Below is some material; transcribe all of it exactly.

[Begin Data shown]

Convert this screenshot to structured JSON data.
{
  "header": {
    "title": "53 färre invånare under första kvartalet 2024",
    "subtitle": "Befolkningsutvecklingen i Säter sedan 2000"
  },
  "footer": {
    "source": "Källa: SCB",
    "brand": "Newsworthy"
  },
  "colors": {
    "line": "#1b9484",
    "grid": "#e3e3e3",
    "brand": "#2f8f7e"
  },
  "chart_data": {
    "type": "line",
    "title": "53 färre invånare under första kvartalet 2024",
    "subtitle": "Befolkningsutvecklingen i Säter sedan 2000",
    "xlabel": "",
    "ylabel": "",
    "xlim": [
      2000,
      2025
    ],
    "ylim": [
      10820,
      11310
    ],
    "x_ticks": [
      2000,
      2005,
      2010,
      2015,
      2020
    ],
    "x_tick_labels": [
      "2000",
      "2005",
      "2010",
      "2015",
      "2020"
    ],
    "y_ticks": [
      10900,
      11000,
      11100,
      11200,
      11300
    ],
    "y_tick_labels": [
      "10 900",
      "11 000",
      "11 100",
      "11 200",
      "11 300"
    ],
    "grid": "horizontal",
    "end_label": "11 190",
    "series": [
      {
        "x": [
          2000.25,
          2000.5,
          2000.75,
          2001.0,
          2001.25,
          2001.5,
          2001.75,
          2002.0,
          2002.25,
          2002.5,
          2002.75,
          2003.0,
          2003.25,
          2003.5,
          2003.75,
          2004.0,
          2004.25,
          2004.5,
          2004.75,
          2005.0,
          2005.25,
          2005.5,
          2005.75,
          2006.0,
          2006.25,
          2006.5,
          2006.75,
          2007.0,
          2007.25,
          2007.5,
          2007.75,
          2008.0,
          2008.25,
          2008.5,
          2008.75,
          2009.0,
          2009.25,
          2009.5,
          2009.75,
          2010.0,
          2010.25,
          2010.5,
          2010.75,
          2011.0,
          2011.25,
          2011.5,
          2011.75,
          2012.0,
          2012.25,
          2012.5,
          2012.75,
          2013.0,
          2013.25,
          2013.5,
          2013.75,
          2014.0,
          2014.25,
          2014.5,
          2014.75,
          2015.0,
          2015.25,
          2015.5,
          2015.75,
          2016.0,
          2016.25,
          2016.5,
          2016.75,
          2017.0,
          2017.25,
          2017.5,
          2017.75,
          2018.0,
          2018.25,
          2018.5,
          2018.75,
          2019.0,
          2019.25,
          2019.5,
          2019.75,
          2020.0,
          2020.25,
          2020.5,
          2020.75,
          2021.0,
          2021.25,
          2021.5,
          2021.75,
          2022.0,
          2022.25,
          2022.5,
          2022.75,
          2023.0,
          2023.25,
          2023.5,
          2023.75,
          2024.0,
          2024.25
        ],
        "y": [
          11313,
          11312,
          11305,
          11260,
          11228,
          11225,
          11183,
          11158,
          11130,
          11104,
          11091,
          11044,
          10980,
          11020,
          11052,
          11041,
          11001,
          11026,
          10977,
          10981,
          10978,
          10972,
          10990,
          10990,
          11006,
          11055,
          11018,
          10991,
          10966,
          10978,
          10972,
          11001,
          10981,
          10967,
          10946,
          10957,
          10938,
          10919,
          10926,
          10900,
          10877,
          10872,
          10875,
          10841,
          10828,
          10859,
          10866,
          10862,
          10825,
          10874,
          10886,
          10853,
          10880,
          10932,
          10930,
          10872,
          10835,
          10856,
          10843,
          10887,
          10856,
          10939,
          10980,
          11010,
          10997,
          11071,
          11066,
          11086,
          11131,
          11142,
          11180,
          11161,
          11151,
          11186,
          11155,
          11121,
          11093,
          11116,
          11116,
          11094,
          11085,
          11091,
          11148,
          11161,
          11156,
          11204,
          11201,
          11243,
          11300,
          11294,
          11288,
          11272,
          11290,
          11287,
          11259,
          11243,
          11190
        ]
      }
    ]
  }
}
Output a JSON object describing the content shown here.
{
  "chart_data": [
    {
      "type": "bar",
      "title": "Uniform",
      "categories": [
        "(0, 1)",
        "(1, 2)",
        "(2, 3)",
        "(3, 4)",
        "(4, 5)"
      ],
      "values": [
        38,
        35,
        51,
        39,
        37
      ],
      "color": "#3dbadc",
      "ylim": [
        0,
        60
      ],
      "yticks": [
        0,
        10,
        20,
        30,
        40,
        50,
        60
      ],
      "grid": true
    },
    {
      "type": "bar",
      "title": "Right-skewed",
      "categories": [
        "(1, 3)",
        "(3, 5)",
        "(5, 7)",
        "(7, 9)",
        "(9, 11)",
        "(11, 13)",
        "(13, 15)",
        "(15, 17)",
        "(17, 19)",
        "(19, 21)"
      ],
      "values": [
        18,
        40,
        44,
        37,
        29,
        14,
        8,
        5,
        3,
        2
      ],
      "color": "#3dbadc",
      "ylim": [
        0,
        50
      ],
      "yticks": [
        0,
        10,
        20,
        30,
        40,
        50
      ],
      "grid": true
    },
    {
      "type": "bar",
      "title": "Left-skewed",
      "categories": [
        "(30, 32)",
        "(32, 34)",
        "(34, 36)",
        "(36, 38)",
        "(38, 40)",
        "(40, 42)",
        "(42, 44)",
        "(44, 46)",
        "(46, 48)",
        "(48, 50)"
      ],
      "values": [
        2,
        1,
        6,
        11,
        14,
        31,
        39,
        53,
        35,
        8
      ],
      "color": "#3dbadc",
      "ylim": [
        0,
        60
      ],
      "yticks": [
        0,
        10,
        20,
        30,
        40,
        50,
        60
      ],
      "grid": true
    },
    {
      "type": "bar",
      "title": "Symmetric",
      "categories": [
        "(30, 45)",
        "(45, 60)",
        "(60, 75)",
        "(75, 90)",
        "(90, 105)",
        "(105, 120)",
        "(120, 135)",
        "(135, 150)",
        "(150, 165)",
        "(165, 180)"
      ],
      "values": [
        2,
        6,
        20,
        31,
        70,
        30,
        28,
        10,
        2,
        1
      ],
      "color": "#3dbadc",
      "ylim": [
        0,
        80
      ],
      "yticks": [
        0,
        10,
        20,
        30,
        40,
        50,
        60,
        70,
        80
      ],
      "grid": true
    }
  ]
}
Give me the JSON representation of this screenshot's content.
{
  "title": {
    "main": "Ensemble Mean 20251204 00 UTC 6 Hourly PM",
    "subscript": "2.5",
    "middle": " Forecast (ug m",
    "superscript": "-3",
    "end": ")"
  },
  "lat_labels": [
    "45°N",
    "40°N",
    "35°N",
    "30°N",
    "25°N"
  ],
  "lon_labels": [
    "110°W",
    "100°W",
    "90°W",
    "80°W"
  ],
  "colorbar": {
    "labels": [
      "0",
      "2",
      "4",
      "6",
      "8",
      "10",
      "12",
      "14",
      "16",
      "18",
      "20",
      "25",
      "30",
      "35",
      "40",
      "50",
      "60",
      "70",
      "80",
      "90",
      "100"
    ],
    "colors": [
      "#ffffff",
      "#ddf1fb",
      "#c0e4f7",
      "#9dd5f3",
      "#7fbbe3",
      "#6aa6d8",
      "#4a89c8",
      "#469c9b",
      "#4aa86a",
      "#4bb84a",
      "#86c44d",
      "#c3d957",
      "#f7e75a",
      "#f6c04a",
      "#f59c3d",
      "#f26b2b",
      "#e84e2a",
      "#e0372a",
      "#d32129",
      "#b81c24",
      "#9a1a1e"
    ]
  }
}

[End Data shown]

*Answer for this exercise:*
Convert this screenshot to structured JSON data.
{
  "header": {
    "title": "53 färre invånare under första kvartalet 2024",
    "subtitle": "Befolkningsutvecklingen i Säter sedan 2000"
  },
  "footer": {
    "source": "Källa: SCB",
    "brand": "Newsworthy"
  },
  "colors": {
    "line": "#1b9484",
    "grid": "#e3e3e3",
    "brand": "#2f8f7e"
  },
  "chart_data": {
    "type": "line",
    "title": "53 färre invånare under första kvartalet 2024",
    "subtitle": "Befolkningsutvecklingen i Säter sedan 2000",
    "xlabel": "",
    "ylabel": "",
    "xlim": [
      2000,
      2025
    ],
    "ylim": [
      10820,
      11310
    ],
    "x_ticks": [
      2000,
      2005,
      2010,
      2015,
      2020
    ],
    "x_tick_labels": [
      "2000",
      "2005",
      "2010",
      "2015",
      "2020"
    ],
    "y_ticks": [
      10900,
      11000,
      11100,
      11200,
      11300
    ],
    "y_tick_labels": [
      "10 900",
      "11 000",
      "11 100",
      "11 200",
      "11 300"
    ],
    "grid": "horizontal",
    "end_label": "11 190",
    "series": [
      {
        "x": [
          2000.25,
          2000.5,
          2000.75,
          2001.0,
          2001.25,
          2001.5,
          2001.75,
          2002.0,
          2002.25,
          2002.5,
          2002.75,
          2003.0,
          2003.25,
          2003.5,
          2003.75,
          2004.0,
          2004.25,
          2004.5,
          2004.75,
          2005.0,
          2005.25,
          2005.5,
          2005.75,
          2006.0,
          2006.25,
          2006.5,
          2006.75,
          2007.0,
          2007.25,
          2007.5,
          2007.75,
          2008.0,
          2008.25,
          2008.5,
          2008.75,
          2009.0,
          2009.25,
          2009.5,
          2009.75,
          2010.0,
          2010.25,
          2010.5,
          2010.75,
          2011.0,
          2011.25,
          2011.5,
          2011.75,
          2012.0,
          2012.25,
          2012.5,
          2012.75,
          2013.0,
          2013.25,
          2013.5,
          2013.75,
          2014.0,
          2014.25,
          2014.5,
          2014.75,
          2015.0,
          2015.25,
          2015.5,
          2015.75,
          2016.0,
          2016.25,
          2016.5,
          2016.75,
          2017.0,
          2017.25,
          2017.5,
          2017.75,
          2018.0,
          2018.25,
          2018.5,
          2018.75,
          2019.0,
          2019.25,
          2019.5,
          2019.75,
          2020.0,
          2020.25,
          2020.5,
          2020.75,
          2021.0,
          2021.25,
          2021.5,
          2021.75,
          2022.0,
          2022.25,
          2022.5,
          2022.75,
          2023.0,
          2023.25,
          2023.5,
          2023.75,
          2024.0,
          2024.25
        ],
        "y": [
          11313,
          11312,
          11305,
          11260,
          11228,
          11225,
          11183,
          11158,
          11130,
          11104,
          11091,
          11044,
          10980,
          11020,
          11052,
          11041,
          11001,
          11026,
          10977,
          10981,
          10978,
          10972,
          10990,
          10990,
          11006,
          11055,
          11018,
          10991,
          10966,
          10978,
          10972,
          11001,
          10981,
          10967,
          10946,
          10957,
          10938,
          10919,
          10926,
          10900,
          10877,
          10872,
          10875,
          10841,
          10828,
          10859,
          10866,
          10862,
          10825,
          10874,
          10886,
          10853,
          10880,
          10932,
          10930,
          10872,
          10835,
          10856,
          10843,
          10887,
          10856,
          10939,
          10980,
          11010,
          10997,
          11071,
          11066,
          11086,
          11131,
          11142,
          11180,
          11161,
          11151,
          11186,
          11155,
          11121,
          11093,
          11116,
          11116,
          11094,
          11085,
          11091,
          11148,
          11161,
          11156,
          11204,
          11201,
          11243,
          11300,
          11294,
          11288,
          11272,
          11290,
          11287,
          11259,
          11243,
          11190
        ]
      }
    ]
  }
}
Output a JSON object describing the content shown here.
{
  "chart_data": [
    {
      "type": "bar",
      "title": "Uniform",
      "categories": [
        "(0, 1)",
        "(1, 2)",
        "(2, 3)",
        "(3, 4)",
        "(4, 5)"
      ],
      "values": [
        38,
        35,
        51,
        39,
        37
      ],
      "color": "#3dbadc",
      "ylim": [
        0,
        60
      ],
      "yticks": [
        0,
        10,
        20,
        30,
        40,
        50,
        60
      ],
      "grid": true
    },
    {
      "type": "bar",
      "title": "Right-skewed",
      "categories": [
        "(1, 3)",
        "(3, 5)",
        "(5, 7)",
        "(7, 9)",
        "(9, 11)",
        "(11, 13)",
        "(13, 15)",
        "(15, 17)",
        "(17, 19)",
        "(19, 21)"
      ],
      "values": [
        18,
        40,
        44,
        37,
        29,
        14,
        8,
        5,
        3,
        2
      ],
      "color": "#3dbadc",
      "ylim": [
        0,
        50
      ],
      "yticks": [
        0,
        10,
        20,
        30,
        40,
        50
      ],
      "grid": true
    },
    {
      "type": "bar",
      "title": "Left-skewed",
      "categories": [
        "(30, 32)",
        "(32, 34)",
        "(34, 36)",
        "(36, 38)",
        "(38, 40)",
        "(40, 42)",
        "(42, 44)",
        "(44, 46)",
        "(46, 48)",
        "(48, 50)"
      ],
      "values": [
        2,
        1,
        6,
        11,
        14,
        31,
        39,
        53,
        35,
        8
      ],
      "color": "#3dbadc",
      "ylim": [
        0,
        60
      ],
      "yticks": [
        0,
        10,
        20,
        30,
        40,
        50,
        60
      ],
      "grid": true
    },
    {
      "type": "bar",
      "title": "Symmetric",
      "categories": [
        "(30, 45)",
        "(45, 60)",
        "(60, 75)",
        "(75, 90)",
        "(90, 105)",
        "(105, 120)",
        "(120, 135)",
        "(135, 150)",
        "(150, 165)",
        "(165, 180)"
      ],
      "values": [
        2,
        6,
        20,
        31,
        70,
        30,
        28,
        10,
        2,
        1
      ],
      "color": "#3dbadc",
      "ylim": [
        0,
        80
      ],
      "yticks": [
        0,
        10,
        20,
        30,
        40,
        50,
        60,
        70,
        80
      ],
      "grid": true
    }
  ]
}
Give me the JSON representation of this screenshot's content.
{
  "title": {
    "main": "Ensemble Mean 20251204 00 UTC 6 Hourly PM",
    "subscript": "2.5",
    "middle": " Forecast (ug m",
    "superscript": "-3",
    "end": ")"
  },
  "lat_labels": [
    "45°N",
    "40°N",
    "35°N",
    "30°N",
    "25°N"
  ],
  "lon_labels": [
    "110°W",
    "100°W",
    "90°W",
    "80°W"
  ],
  "colorbar": {
    "labels": [
      "0",
      "2",
      "4",
      "6",
      "8",
      "10",
      "12",
      "14",
      "16",
      "18",
      "20",
      "25",
      "30",
      "35",
      "40",
      "50",
      "60",
      "70",
      "80",
      "90",
      "100"
    ],
    "colors": [
      "#ffffff",
      "#ddf1fb",
      "#c0e4f7",
      "#9dd5f3",
      "#7fbbe3",
      "#6aa6d8",
      "#4a89c8",
      "#469c9b",
      "#4aa86a",
      "#4bb84a",
      "#86c44d",
      "#c3d957",
      "#f7e75a",
      "#f6c04a",
      "#f59c3d",
      "#f26b2b",
      "#e84e2a",
      "#e0372a",
      "#d32129",
      "#b81c24",
      "#9a1a1e"
    ]
  }
}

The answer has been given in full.